* Begin *
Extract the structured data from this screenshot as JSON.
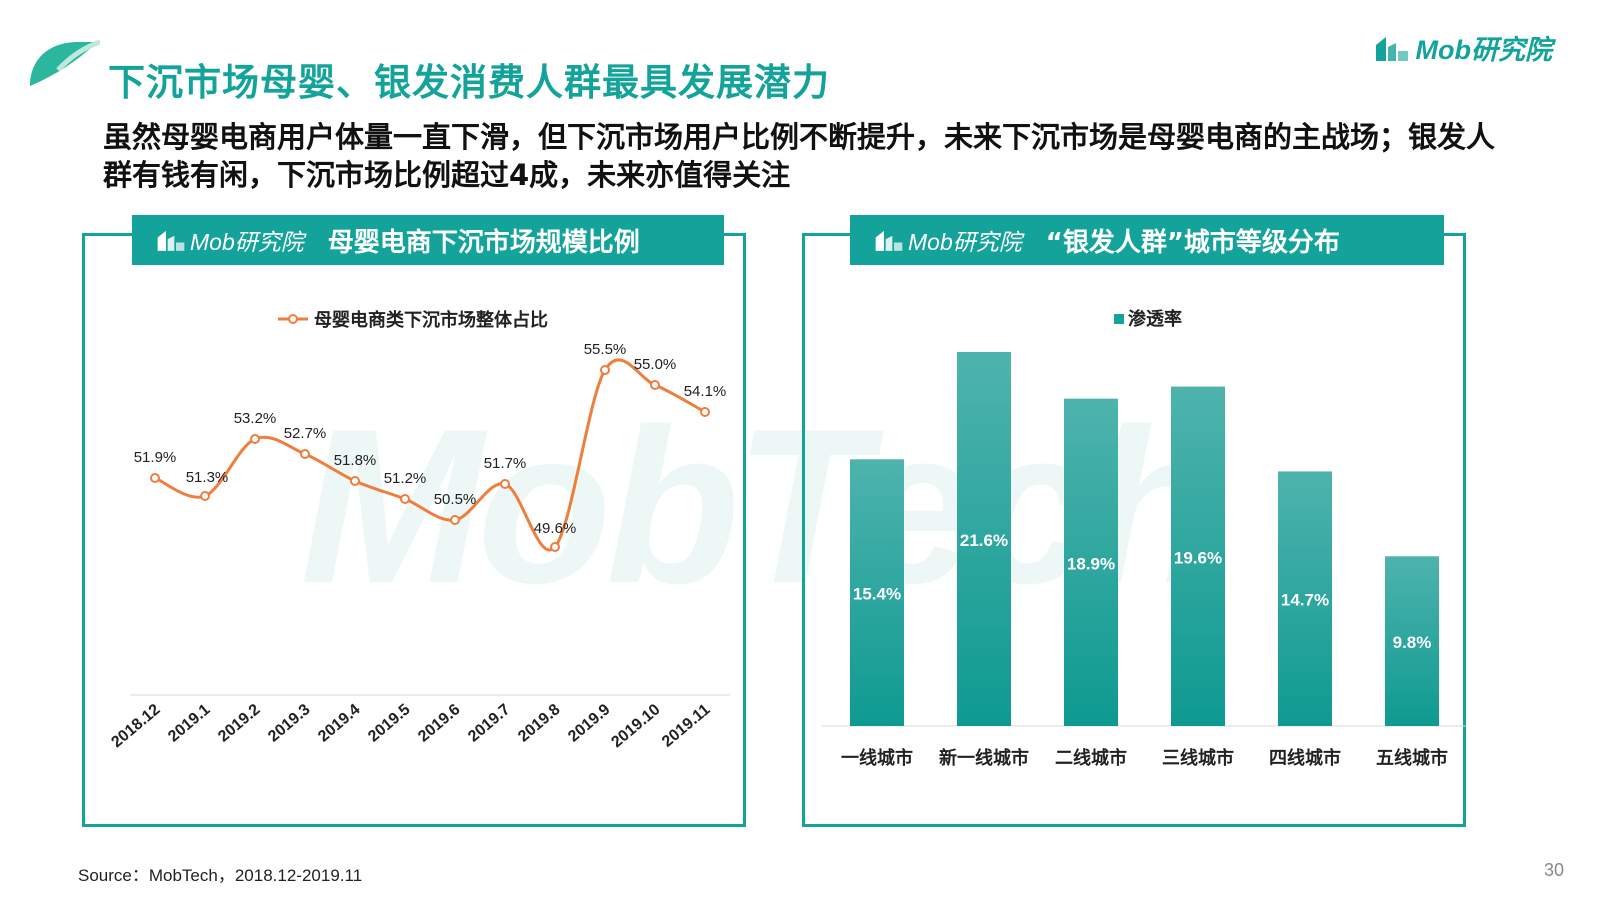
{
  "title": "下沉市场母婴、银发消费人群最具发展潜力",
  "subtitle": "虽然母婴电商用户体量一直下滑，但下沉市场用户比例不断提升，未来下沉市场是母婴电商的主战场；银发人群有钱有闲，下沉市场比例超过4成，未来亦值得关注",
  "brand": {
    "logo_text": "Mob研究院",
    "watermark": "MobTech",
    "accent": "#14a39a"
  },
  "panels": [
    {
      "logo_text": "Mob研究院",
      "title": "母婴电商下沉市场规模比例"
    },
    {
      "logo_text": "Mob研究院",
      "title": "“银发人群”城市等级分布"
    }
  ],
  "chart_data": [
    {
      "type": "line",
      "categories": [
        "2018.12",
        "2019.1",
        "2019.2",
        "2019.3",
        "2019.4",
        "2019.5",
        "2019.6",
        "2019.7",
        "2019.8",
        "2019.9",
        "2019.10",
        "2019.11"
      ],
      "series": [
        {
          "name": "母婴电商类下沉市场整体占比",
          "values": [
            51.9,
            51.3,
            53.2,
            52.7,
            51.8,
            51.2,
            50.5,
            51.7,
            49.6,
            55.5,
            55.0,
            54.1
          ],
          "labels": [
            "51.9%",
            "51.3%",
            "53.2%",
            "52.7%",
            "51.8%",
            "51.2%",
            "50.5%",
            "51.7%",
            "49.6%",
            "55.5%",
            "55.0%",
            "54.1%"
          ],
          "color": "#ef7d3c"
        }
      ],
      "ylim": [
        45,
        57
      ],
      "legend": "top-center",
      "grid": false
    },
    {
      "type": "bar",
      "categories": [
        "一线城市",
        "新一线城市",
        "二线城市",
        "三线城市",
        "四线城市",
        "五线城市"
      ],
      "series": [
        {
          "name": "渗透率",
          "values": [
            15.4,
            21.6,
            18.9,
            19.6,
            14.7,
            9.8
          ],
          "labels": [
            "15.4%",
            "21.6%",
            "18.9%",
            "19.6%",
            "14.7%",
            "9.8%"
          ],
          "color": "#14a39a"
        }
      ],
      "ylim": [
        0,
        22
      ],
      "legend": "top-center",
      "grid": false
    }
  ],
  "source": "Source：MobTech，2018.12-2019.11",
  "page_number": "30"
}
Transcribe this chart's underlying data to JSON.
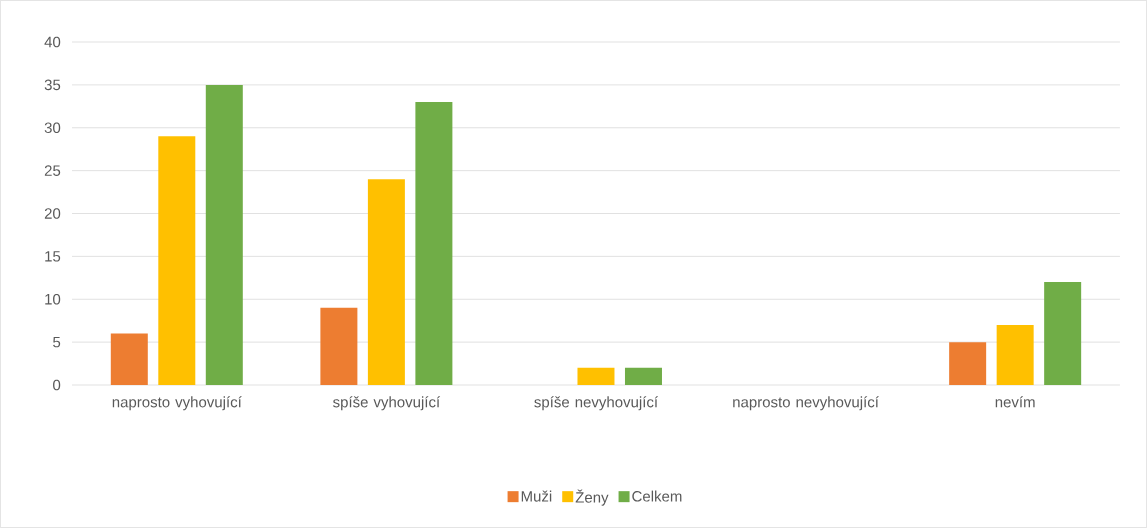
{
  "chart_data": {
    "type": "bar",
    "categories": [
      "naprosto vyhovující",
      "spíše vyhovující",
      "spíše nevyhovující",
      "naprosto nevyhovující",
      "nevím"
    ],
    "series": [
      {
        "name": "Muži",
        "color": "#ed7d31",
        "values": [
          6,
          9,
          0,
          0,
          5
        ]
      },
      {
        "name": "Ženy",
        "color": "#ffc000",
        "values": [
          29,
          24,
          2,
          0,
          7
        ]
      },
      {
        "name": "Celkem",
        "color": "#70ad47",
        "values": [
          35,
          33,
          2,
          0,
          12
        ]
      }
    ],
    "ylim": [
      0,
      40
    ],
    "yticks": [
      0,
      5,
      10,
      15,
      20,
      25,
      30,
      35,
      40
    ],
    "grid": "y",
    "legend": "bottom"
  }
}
* End *
Copy verbatim the span that begins at the line containing "Transcribe this chart's" and ends at the last line of the material, inclusive of both; exclude pictures.

◆ **EXERCISE RESPONSE**:
Transcribe this chart's underlying data to JSON.
{
  "chart_data": {
    "type": "bar",
    "categories": [
      "naprosto vyhovující",
      "spíše vyhovující",
      "spíše nevyhovující",
      "naprosto nevyhovující",
      "nevím"
    ],
    "series": [
      {
        "name": "Muži",
        "color": "#ed7d31",
        "values": [
          6,
          9,
          0,
          0,
          5
        ]
      },
      {
        "name": "Ženy",
        "color": "#ffc000",
        "values": [
          29,
          24,
          2,
          0,
          7
        ]
      },
      {
        "name": "Celkem",
        "color": "#70ad47",
        "values": [
          35,
          33,
          2,
          0,
          12
        ]
      }
    ],
    "ylim": [
      0,
      40
    ],
    "yticks": [
      0,
      5,
      10,
      15,
      20,
      25,
      30,
      35,
      40
    ],
    "grid": "y",
    "legend": "bottom"
  }
}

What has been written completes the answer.